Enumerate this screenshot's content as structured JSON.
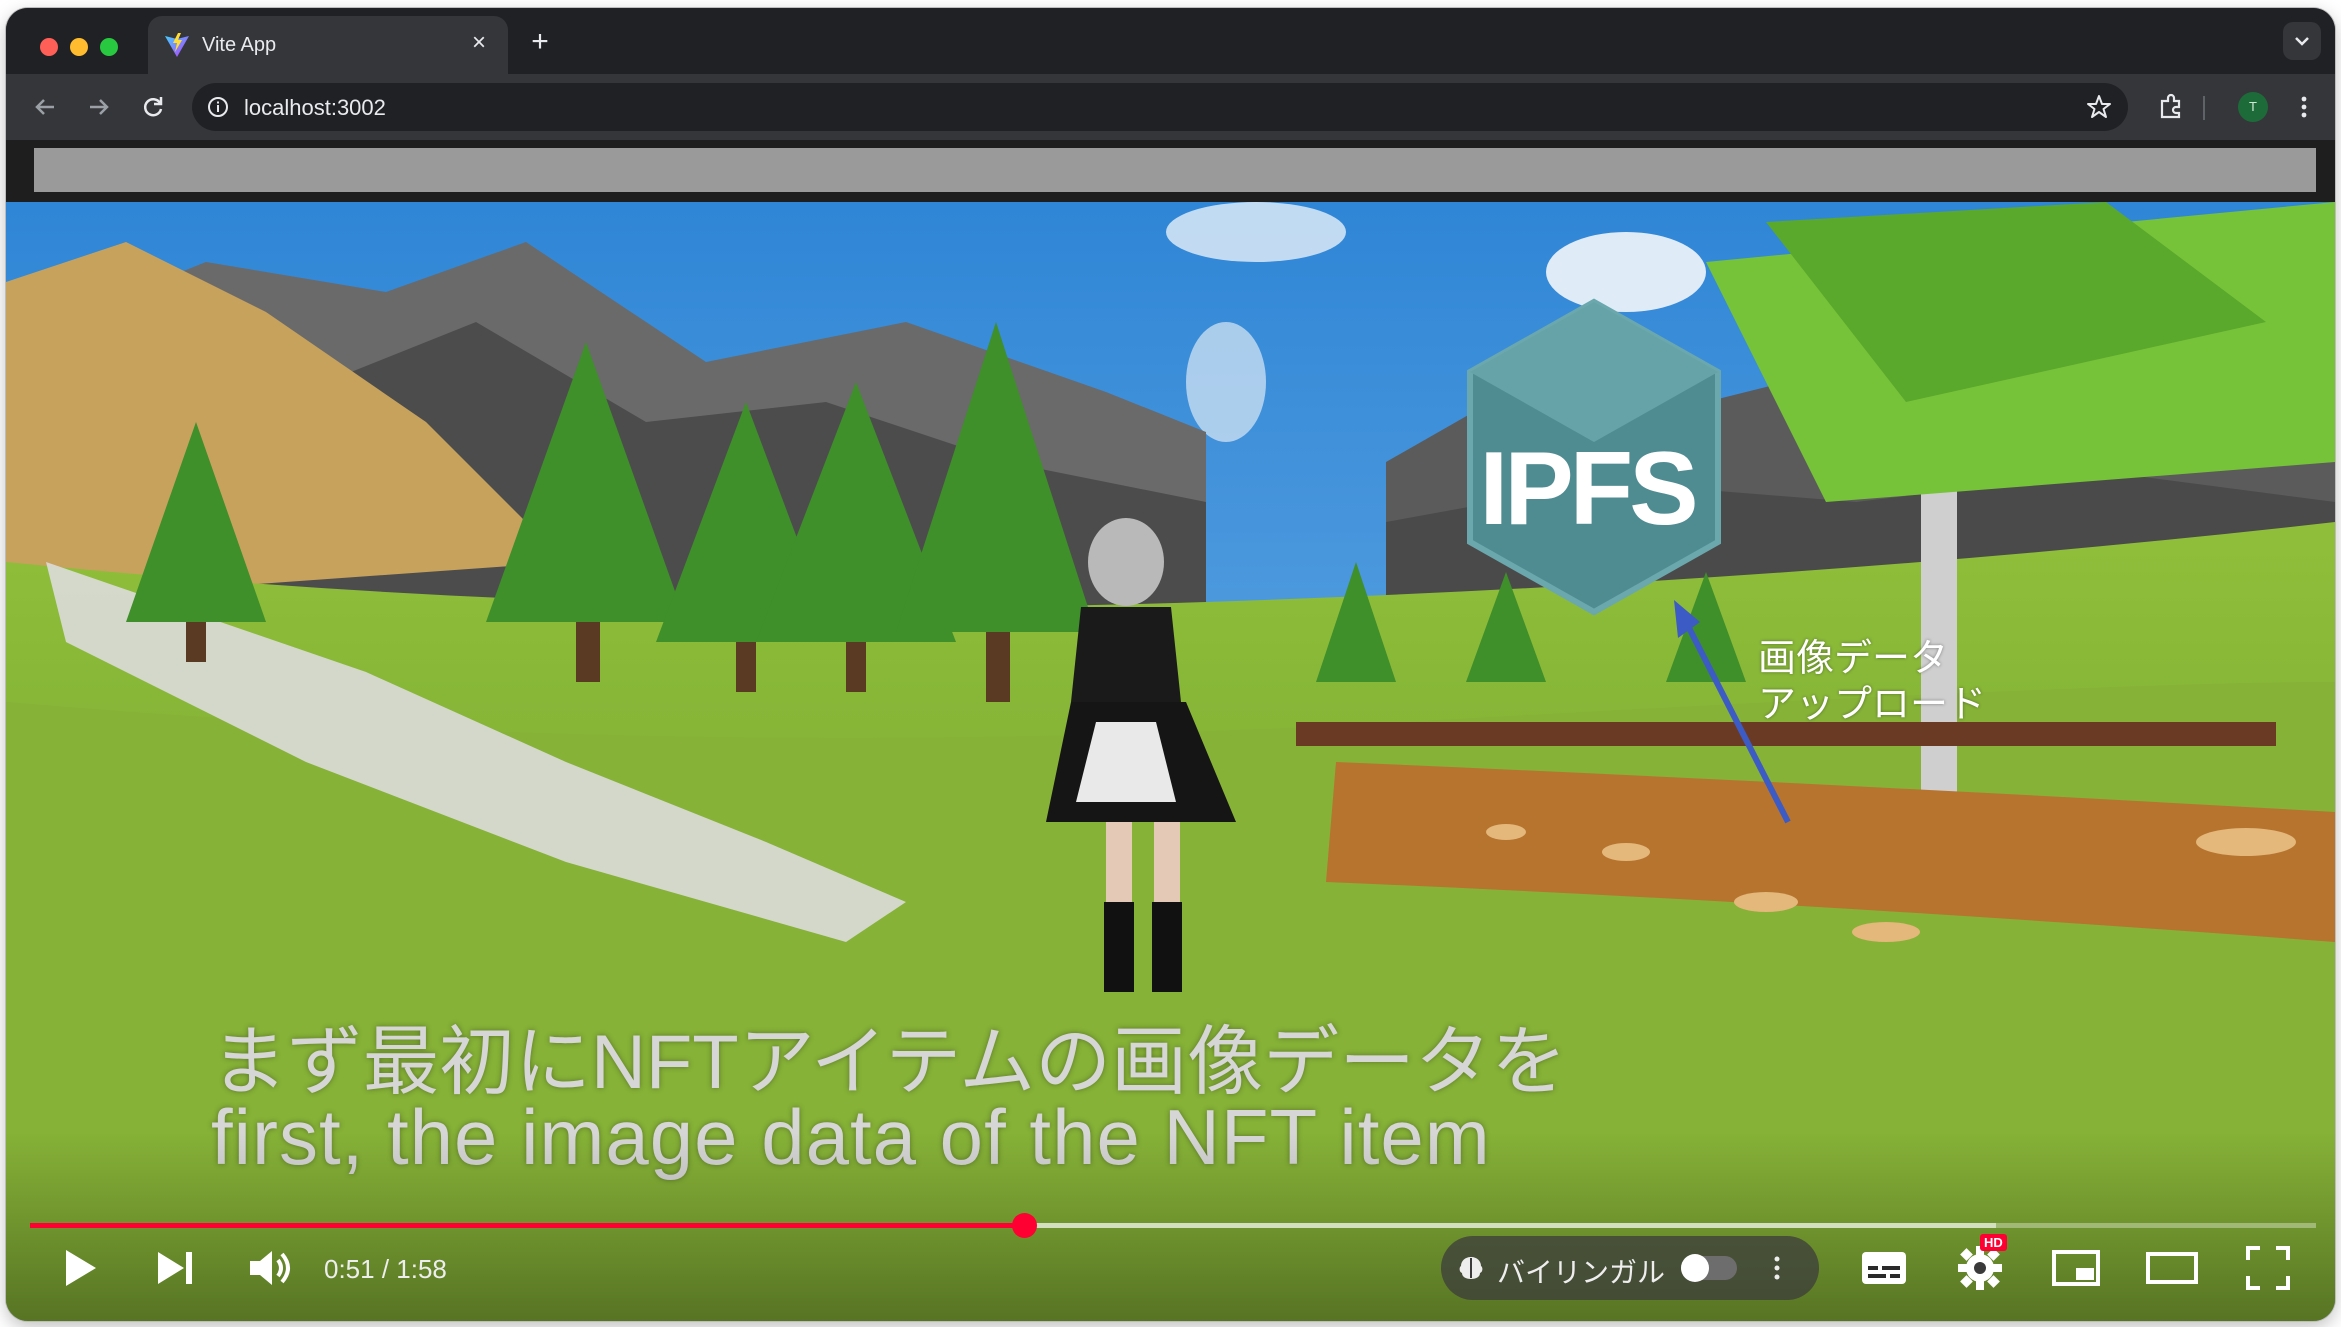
{
  "browser": {
    "tab": {
      "title": "Vite App",
      "close_glyph": "×"
    },
    "new_tab_glyph": "+",
    "address": {
      "url": "localhost:3002"
    },
    "profile_initial": "T"
  },
  "video": {
    "overlay_logo_text": "IPFS",
    "annotation": {
      "line1": "画像データ",
      "line2": "アップロード"
    },
    "caption": {
      "japanese": "まず最初にNFTアイテムの画像データを",
      "english": "first, the image data of the NFT item"
    }
  },
  "player": {
    "time_display": "0:51 / 1:58",
    "played_fraction": 0.435,
    "buffered_fraction": 0.86,
    "bilingual_label": "バイリンガル",
    "hd_badge": "HD",
    "colors": {
      "progress": "#ff0033"
    }
  }
}
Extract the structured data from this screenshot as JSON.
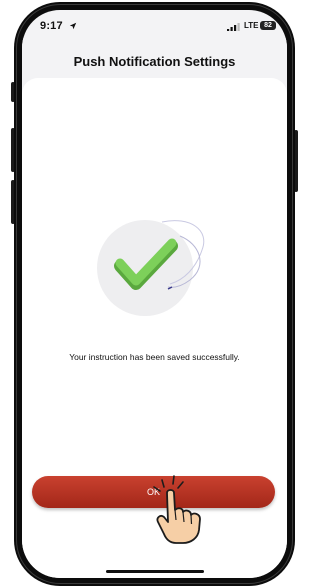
{
  "status_bar": {
    "time": "9:17",
    "network": "LTE",
    "battery": "82"
  },
  "header": {
    "title": "Push Notification Settings"
  },
  "main": {
    "message": "Your instruction has been saved successfully.",
    "ok_label": "OK"
  },
  "colors": {
    "button_red": "#b5301f",
    "check_green": "#6cc04a"
  },
  "icons": {
    "location": "location-arrow-icon",
    "signal": "signal-bars-icon",
    "battery": "battery-icon",
    "success": "checkmark-icon",
    "pointer": "tap-hand-icon"
  }
}
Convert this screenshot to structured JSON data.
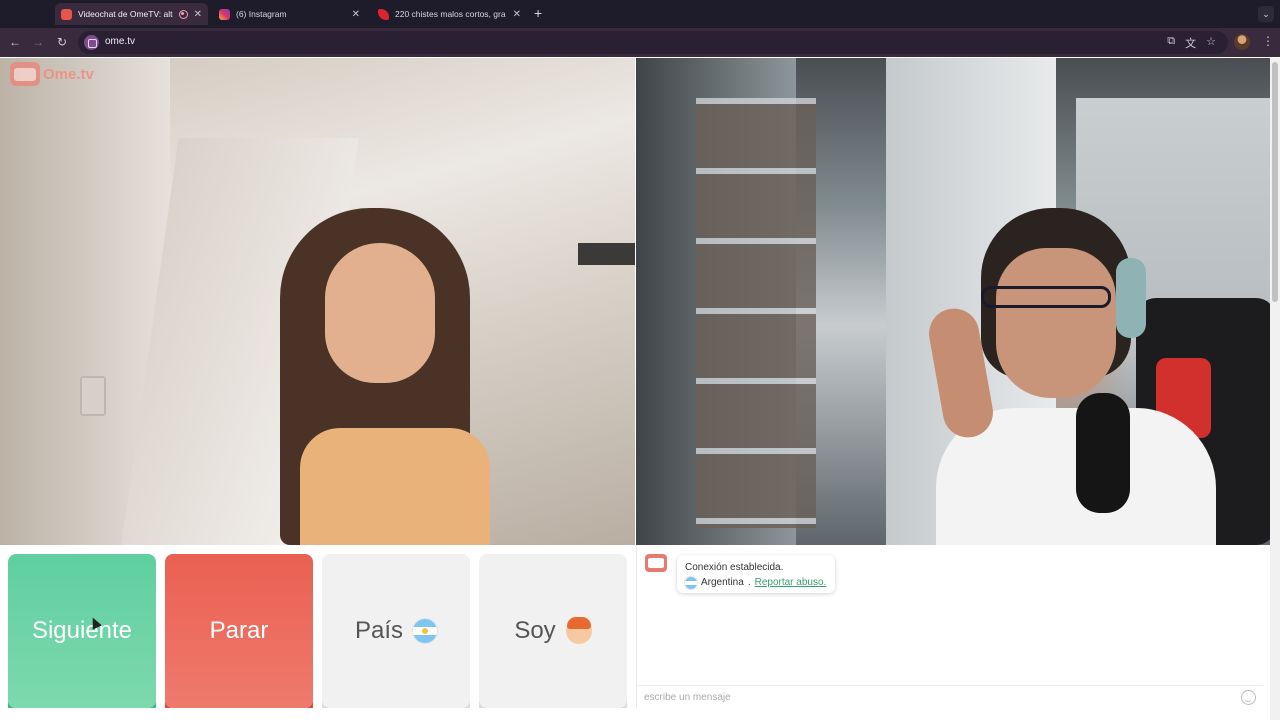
{
  "browser": {
    "tabs": [
      {
        "title": "Videochat de OmeTV: alte",
        "active": true,
        "favicon_color": "#e8564a"
      },
      {
        "title": "(6) Instagram",
        "active": false,
        "favicon_color": "#d6336c"
      },
      {
        "title": "220 chistes malos cortos, gra",
        "active": false,
        "favicon_color": "#d9262e"
      }
    ],
    "url": "ome.tv"
  },
  "logo": {
    "text": "Ome.tv"
  },
  "controls": {
    "next_label": "Siguiente",
    "stop_label": "Parar",
    "country_label": "País",
    "gender_label": "Soy",
    "country_flag": "argentina-flag-icon",
    "gender_icon": "boy-emoji-icon"
  },
  "chat": {
    "status": "Conexión establecida.",
    "country": "Argentina",
    "separator": ".",
    "report_link": "Reportar abuso.",
    "input_placeholder": "escribe un mensaje"
  },
  "colors": {
    "next": "#5fcf9f",
    "stop": "#e96052",
    "neutral_button": "#f1f1f1",
    "brand": "#e77a6e",
    "browser_bg": "#3a2a3e"
  }
}
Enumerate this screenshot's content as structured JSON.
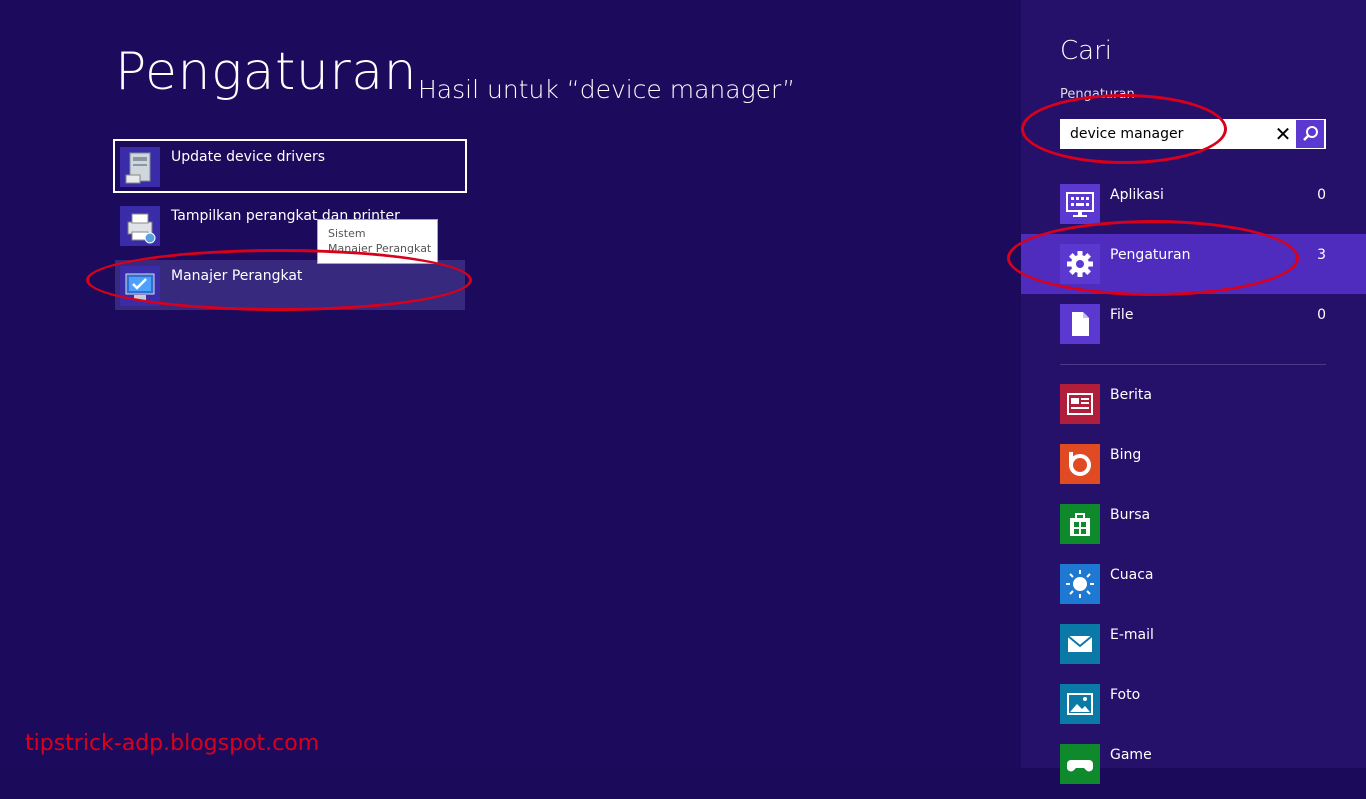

• **WHAT THIS TASK INVOLVES**:
Repeat everything in the records precisely. Images are excluded from the copy.

• **FINAL RESULT**:
Enumerate this screenshot's content as structured JSON.
{
  "browser": {
    "tab": {
      "title": "Vite App",
      "close_glyph": "×"
    },
    "new_tab_glyph": "+",
    "address": {
      "url": "localhost:3002"
    },
    "profile_initial": "T"
  },
  "video": {
    "overlay_logo_text": "IPFS",
    "annotation": {
      "line1": "画像データ",
      "line2": "アップロード"
    },
    "caption": {
      "japanese": "まず最初にNFTアイテムの画像データを",
      "english": "first, the image data of the NFT item"
    }
  },
  "player": {
    "time_display": "0:51 / 1:58",
    "played_fraction": 0.435,
    "buffered_fraction": 0.86,
    "bilingual_label": "バイリンガル",
    "hd_badge": "HD",
    "colors": {
      "progress": "#ff0033"
    }
  }
}
Extract the structured data from this screenshot as JSON.
{
  "status_bar": {
    "time": "9:17",
    "network": "LTE",
    "battery": "82"
  },
  "header": {
    "title": "Push Notification Settings"
  },
  "main": {
    "message": "Your instruction has been saved successfully.",
    "ok_label": "OK"
  },
  "colors": {
    "button_red": "#b5301f",
    "check_green": "#6cc04a"
  },
  "icons": {
    "location": "location-arrow-icon",
    "signal": "signal-bars-icon",
    "battery": "battery-icon",
    "success": "checkmark-icon",
    "pointer": "tap-hand-icon"
  }
}
Convert this screenshot to structured JSON data.
{
  "browser": {
    "tabs": [
      {
        "title": "Videochat de OmeTV: alte",
        "active": true,
        "favicon_color": "#e8564a"
      },
      {
        "title": "(6) Instagram",
        "active": false,
        "favicon_color": "#d6336c"
      },
      {
        "title": "220 chistes malos cortos, gra",
        "active": false,
        "favicon_color": "#d9262e"
      }
    ],
    "url": "ome.tv"
  },
  "logo": {
    "text": "Ome.tv"
  },
  "controls": {
    "next_label": "Siguiente",
    "stop_label": "Parar",
    "country_label": "País",
    "gender_label": "Soy",
    "country_flag": "argentina-flag-icon",
    "gender_icon": "boy-emoji-icon"
  },
  "chat": {
    "status": "Conexión establecida.",
    "country": "Argentina",
    "separator": ".",
    "report_link": "Reportar abuso.",
    "input_placeholder": "escribe un mensaje"
  },
  "colors": {
    "next": "#5fcf9f",
    "stop": "#e96052",
    "neutral_button": "#f1f1f1",
    "brand": "#e77a6e",
    "browser_bg": "#3a2a3e"
  }
}
Enumerate this screenshot's content as structured JSON.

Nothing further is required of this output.